[Task] Reproduce the entries below word for word, from the first line through the line that contains "top-nav: | Home", with both ends included.

[Task material]
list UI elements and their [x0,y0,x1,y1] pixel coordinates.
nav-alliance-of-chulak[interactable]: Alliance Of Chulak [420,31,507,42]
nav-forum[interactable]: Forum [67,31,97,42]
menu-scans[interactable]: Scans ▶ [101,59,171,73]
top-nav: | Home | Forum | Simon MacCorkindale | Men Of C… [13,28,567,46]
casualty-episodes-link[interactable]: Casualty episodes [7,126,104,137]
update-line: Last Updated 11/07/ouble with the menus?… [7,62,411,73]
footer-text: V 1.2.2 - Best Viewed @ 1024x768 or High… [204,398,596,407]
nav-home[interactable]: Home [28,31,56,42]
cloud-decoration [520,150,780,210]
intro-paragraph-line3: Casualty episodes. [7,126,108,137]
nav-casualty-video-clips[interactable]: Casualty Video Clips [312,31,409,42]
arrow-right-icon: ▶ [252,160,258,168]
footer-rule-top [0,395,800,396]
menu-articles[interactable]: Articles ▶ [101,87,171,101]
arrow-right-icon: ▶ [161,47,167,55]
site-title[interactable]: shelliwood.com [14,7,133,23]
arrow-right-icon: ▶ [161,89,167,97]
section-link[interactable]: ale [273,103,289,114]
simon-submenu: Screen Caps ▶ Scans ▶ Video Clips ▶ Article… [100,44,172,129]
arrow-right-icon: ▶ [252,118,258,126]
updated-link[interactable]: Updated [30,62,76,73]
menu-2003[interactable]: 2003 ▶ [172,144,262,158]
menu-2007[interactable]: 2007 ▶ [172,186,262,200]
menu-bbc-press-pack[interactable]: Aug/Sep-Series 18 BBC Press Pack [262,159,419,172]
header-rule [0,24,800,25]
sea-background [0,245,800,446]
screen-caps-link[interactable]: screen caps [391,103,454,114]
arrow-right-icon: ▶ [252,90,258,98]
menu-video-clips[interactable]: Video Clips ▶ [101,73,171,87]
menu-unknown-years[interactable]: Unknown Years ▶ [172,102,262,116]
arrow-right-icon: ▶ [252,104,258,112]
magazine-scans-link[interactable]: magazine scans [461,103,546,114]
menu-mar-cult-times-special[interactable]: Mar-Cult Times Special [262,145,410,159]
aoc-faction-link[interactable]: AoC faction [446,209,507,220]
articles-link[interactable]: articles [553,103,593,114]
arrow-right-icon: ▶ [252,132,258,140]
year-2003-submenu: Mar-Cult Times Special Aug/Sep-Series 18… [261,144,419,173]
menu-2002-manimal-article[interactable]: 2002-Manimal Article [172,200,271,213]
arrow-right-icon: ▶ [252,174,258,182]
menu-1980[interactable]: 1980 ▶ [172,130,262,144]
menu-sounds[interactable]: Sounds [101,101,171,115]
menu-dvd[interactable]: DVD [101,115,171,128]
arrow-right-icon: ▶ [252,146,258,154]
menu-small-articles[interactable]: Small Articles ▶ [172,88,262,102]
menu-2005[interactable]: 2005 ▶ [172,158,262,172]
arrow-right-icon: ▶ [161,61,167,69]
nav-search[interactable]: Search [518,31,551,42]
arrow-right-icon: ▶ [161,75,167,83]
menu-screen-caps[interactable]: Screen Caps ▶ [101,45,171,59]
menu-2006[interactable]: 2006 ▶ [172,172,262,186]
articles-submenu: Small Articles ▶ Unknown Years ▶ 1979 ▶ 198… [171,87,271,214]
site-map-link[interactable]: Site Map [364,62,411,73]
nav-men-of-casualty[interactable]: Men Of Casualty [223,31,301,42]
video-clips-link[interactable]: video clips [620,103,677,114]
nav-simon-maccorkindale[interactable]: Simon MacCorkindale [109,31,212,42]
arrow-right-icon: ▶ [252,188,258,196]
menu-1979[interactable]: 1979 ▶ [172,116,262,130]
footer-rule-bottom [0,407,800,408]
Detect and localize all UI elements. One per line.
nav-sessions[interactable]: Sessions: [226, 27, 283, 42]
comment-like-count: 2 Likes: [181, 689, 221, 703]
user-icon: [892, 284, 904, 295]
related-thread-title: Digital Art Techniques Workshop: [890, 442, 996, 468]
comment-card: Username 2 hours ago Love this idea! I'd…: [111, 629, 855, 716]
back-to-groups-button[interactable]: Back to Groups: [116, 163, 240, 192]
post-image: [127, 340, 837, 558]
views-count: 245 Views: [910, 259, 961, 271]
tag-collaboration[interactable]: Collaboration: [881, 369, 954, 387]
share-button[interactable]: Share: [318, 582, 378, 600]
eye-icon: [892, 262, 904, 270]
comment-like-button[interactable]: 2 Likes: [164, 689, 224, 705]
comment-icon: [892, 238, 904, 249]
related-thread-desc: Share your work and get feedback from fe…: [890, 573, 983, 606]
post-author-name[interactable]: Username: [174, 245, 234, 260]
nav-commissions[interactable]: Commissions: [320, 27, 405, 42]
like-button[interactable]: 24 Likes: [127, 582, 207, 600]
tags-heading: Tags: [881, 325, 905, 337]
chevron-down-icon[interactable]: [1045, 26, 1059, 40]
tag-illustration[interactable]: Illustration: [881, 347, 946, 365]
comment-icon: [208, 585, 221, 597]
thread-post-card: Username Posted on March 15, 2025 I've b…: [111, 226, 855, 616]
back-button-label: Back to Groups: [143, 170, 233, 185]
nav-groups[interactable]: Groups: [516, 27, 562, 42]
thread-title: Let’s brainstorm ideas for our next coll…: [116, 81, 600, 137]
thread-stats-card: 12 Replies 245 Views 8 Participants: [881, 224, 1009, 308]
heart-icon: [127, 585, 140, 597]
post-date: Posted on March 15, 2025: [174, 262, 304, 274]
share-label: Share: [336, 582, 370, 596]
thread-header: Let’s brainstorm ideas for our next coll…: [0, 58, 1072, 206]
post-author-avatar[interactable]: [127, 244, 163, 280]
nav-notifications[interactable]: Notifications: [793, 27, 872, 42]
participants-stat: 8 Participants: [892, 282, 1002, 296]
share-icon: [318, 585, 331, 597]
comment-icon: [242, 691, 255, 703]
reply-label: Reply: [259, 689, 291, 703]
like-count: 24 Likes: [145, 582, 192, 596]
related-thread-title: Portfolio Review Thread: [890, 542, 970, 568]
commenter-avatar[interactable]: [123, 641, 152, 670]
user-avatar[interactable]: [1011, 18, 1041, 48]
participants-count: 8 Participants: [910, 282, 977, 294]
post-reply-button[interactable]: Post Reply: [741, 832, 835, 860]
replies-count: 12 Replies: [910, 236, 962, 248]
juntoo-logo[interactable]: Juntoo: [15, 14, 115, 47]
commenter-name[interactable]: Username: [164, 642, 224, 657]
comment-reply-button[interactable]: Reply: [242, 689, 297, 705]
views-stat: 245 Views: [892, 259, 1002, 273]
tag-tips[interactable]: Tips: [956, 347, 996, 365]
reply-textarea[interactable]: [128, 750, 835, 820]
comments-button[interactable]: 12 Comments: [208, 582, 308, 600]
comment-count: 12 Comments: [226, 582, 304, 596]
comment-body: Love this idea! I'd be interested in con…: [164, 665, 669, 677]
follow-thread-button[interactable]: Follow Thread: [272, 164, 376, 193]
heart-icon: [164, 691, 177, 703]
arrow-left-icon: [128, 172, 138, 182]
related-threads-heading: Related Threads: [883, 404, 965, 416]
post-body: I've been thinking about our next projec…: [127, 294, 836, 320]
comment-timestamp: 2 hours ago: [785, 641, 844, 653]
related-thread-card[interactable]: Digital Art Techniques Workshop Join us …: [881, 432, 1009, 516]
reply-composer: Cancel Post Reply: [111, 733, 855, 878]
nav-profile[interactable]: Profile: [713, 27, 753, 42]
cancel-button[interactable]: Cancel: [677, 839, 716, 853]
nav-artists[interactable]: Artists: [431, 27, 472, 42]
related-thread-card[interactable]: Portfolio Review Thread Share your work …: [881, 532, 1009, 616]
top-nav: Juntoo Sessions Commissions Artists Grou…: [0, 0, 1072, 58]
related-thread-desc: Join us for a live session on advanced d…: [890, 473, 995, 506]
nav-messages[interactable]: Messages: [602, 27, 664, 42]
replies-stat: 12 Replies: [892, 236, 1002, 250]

[Correct result]
list UI elements and their [x0,y0,x1,y1] pixel coordinates.
nav-alliance-of-chulak[interactable]: Alliance Of Chulak [420,31,507,42]
nav-forum[interactable]: Forum [67,31,97,42]
menu-scans[interactable]: Scans ▶ [101,59,171,73]
top-nav: | Home | Forum | Simon MacCorkindale | Men Of C… [13,28,567,46]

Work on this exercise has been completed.